Goal: Each line of the material must be returned exactly.

Data excerpts:
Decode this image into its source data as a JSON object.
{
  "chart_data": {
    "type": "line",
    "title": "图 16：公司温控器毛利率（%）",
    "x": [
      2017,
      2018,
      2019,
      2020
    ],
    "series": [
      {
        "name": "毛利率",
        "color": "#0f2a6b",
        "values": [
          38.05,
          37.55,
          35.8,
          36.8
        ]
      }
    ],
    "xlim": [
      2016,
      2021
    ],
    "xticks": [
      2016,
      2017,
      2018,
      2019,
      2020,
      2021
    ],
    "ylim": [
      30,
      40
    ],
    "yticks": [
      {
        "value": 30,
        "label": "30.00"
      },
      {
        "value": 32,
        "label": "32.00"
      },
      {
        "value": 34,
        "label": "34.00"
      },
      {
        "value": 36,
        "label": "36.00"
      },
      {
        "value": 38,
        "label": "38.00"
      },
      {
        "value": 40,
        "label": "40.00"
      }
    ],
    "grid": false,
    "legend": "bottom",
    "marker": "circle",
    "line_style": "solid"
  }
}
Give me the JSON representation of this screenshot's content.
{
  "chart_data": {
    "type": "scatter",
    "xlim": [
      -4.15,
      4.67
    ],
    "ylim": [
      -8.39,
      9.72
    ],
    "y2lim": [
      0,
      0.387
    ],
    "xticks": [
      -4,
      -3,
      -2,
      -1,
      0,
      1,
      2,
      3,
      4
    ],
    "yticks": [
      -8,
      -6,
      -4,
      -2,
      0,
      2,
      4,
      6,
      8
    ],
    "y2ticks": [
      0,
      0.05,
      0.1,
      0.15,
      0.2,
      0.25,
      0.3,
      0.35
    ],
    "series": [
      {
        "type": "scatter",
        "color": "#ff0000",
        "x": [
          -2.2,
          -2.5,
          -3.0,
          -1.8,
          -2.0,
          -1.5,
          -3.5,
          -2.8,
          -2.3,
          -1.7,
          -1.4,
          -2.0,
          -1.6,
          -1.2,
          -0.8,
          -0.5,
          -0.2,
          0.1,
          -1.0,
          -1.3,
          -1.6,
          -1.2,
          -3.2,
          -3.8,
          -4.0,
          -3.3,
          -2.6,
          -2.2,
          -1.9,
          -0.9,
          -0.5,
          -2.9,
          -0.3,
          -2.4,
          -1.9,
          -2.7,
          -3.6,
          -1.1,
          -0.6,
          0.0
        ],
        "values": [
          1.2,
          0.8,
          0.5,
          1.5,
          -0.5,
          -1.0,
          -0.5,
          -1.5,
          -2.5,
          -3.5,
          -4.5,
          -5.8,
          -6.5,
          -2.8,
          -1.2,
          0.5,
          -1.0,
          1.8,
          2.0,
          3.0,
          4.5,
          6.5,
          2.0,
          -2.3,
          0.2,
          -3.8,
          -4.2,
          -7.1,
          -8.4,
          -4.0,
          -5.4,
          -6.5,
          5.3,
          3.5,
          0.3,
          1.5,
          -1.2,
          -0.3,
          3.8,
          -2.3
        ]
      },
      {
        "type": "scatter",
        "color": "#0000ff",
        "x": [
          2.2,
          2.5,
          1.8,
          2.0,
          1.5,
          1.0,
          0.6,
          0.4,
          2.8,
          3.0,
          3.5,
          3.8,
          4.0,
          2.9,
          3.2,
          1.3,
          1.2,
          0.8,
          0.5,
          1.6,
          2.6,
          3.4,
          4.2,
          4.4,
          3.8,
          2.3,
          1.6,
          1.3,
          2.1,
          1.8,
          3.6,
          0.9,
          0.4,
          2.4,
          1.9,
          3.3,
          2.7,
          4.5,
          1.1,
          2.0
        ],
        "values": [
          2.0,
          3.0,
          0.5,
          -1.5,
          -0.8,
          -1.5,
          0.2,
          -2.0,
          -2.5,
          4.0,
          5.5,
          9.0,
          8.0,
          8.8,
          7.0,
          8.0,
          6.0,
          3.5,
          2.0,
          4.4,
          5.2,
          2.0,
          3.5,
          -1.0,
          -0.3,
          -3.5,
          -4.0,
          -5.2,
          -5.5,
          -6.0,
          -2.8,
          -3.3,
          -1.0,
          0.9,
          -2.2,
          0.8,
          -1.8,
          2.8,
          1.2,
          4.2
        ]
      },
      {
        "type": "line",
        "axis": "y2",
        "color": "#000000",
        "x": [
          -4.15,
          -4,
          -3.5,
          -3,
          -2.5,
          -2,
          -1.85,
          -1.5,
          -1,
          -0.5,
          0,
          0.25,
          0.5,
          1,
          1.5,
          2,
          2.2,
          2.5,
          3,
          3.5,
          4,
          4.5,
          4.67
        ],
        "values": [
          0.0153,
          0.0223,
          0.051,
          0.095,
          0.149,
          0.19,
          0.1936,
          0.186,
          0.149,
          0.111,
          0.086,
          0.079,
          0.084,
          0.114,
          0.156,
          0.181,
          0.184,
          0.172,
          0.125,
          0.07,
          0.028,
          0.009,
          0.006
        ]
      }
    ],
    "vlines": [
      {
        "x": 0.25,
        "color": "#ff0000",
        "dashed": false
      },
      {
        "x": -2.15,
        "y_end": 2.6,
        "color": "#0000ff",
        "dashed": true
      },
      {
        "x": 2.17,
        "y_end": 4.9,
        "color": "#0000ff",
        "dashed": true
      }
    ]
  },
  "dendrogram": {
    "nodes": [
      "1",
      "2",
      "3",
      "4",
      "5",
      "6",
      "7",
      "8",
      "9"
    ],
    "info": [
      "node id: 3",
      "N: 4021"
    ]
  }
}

Output of the task:
Decode this image into its source data as a JSON object.
{
  "chart_data": {
    "type": "line",
    "title": "图 16：公司温控器毛利率（%）",
    "x": [
      2017,
      2018,
      2019,
      2020
    ],
    "series": [
      {
        "name": "毛利率",
        "color": "#0f2a6b",
        "values": [
          38.05,
          37.55,
          35.8,
          36.8
        ]
      }
    ],
    "xlim": [
      2016,
      2021
    ],
    "xticks": [
      2016,
      2017,
      2018,
      2019,
      2020,
      2021
    ],
    "ylim": [
      30,
      40
    ],
    "yticks": [
      {
        "value": 30,
        "label": "30.00"
      },
      {
        "value": 32,
        "label": "32.00"
      },
      {
        "value": 34,
        "label": "34.00"
      },
      {
        "value": 36,
        "label": "36.00"
      },
      {
        "value": 38,
        "label": "38.00"
      },
      {
        "value": 40,
        "label": "40.00"
      }
    ],
    "grid": false,
    "legend": "bottom",
    "marker": "circle",
    "line_style": "solid"
  }
}
Give me the JSON representation of this screenshot's content.
{
  "chart_data": {
    "type": "scatter",
    "xlim": [
      -4.15,
      4.67
    ],
    "ylim": [
      -8.39,
      9.72
    ],
    "y2lim": [
      0,
      0.387
    ],
    "xticks": [
      -4,
      -3,
      -2,
      -1,
      0,
      1,
      2,
      3,
      4
    ],
    "yticks": [
      -8,
      -6,
      -4,
      -2,
      0,
      2,
      4,
      6,
      8
    ],
    "y2ticks": [
      0,
      0.05,
      0.1,
      0.15,
      0.2,
      0.25,
      0.3,
      0.35
    ],
    "series": [
      {
        "type": "scatter",
        "color": "#ff0000",
        "x": [
          -2.2,
          -2.5,
          -3.0,
          -1.8,
          -2.0,
          -1.5,
          -3.5,
          -2.8,
          -2.3,
          -1.7,
          -1.4,
          -2.0,
          -1.6,
          -1.2,
          -0.8,
          -0.5,
          -0.2,
          0.1,
          -1.0,
          -1.3,
          -1.6,
          -1.2,
          -3.2,
          -3.8,
          -4.0,
          -3.3,
          -2.6,
          -2.2,
          -1.9,
          -0.9,
          -0.5,
          -2.9,
          -0.3,
          -2.4,
          -1.9,
          -2.7,
          -3.6,
          -1.1,
          -0.6,
          0.0
        ],
        "values": [
          1.2,
          0.8,
          0.5,
          1.5,
          -0.5,
          -1.0,
          -0.5,
          -1.5,
          -2.5,
          -3.5,
          -4.5,
          -5.8,
          -6.5,
          -2.8,
          -1.2,
          0.5,
          -1.0,
          1.8,
          2.0,
          3.0,
          4.5,
          6.5,
          2.0,
          -2.3,
          0.2,
          -3.8,
          -4.2,
          -7.1,
          -8.4,
          -4.0,
          -5.4,
          -6.5,
          5.3,
          3.5,
          0.3,
          1.5,
          -1.2,
          -0.3,
          3.8,
          -2.3
        ]
      },
      {
        "type": "scatter",
        "color": "#0000ff",
        "x": [
          2.2,
          2.5,
          1.8,
          2.0,
          1.5,
          1.0,
          0.6,
          0.4,
          2.8,
          3.0,
          3.5,
          3.8,
          4.0,
          2.9,
          3.2,
          1.3,
          1.2,
          0.8,
          0.5,
          1.6,
          2.6,
          3.4,
          4.2,
          4.4,
          3.8,
          2.3,
          1.6,
          1.3,
          2.1,
          1.8,
          3.6,
          0.9,
          0.4,
          2.4,
          1.9,
          3.3,
          2.7,
          4.5,
          1.1,
          2.0
        ],
        "values": [
          2.0,
          3.0,
          0.5,
          -1.5,
          -0.8,
          -1.5,
          0.2,
          -2.0,
          -2.5,
          4.0,
          5.5,
          9.0,
          8.0,
          8.8,
          7.0,
          8.0,
          6.0,
          3.5,
          2.0,
          4.4,
          5.2,
          2.0,
          3.5,
          -1.0,
          -0.3,
          -3.5,
          -4.0,
          -5.2,
          -5.5,
          -6.0,
          -2.8,
          -3.3,
          -1.0,
          0.9,
          -2.2,
          0.8,
          -1.8,
          2.8,
          1.2,
          4.2
        ]
      },
      {
        "type": "line",
        "axis": "y2",
        "color": "#000000",
        "x": [
          -4.15,
          -4,
          -3.5,
          -3,
          -2.5,
          -2,
          -1.85,
          -1.5,
          -1,
          -0.5,
          0,
          0.25,
          0.5,
          1,
          1.5,
          2,
          2.2,
          2.5,
          3,
          3.5,
          4,
          4.5,
          4.67
        ],
        "values": [
          0.0153,
          0.0223,
          0.051,
          0.095,
          0.149,
          0.19,
          0.1936,
          0.186,
          0.149,
          0.111,
          0.086,
          0.079,
          0.084,
          0.114,
          0.156,
          0.181,
          0.184,
          0.172,
          0.125,
          0.07,
          0.028,
          0.009,
          0.006
        ]
      }
    ],
    "vlines": [
      {
        "x": 0.25,
        "color": "#ff0000",
        "dashed": false
      },
      {
        "x": -2.15,
        "y_end": 2.6,
        "color": "#0000ff",
        "dashed": true
      },
      {
        "x": 2.17,
        "y_end": 4.9,
        "color": "#0000ff",
        "dashed": true
      }
    ]
  },
  "dendrogram": {
    "nodes": [
      "1",
      "2",
      "3",
      "4",
      "5",
      "6",
      "7",
      "8",
      "9"
    ],
    "info": [
      "node id: 3",
      "N: 4021"
    ]
  }
}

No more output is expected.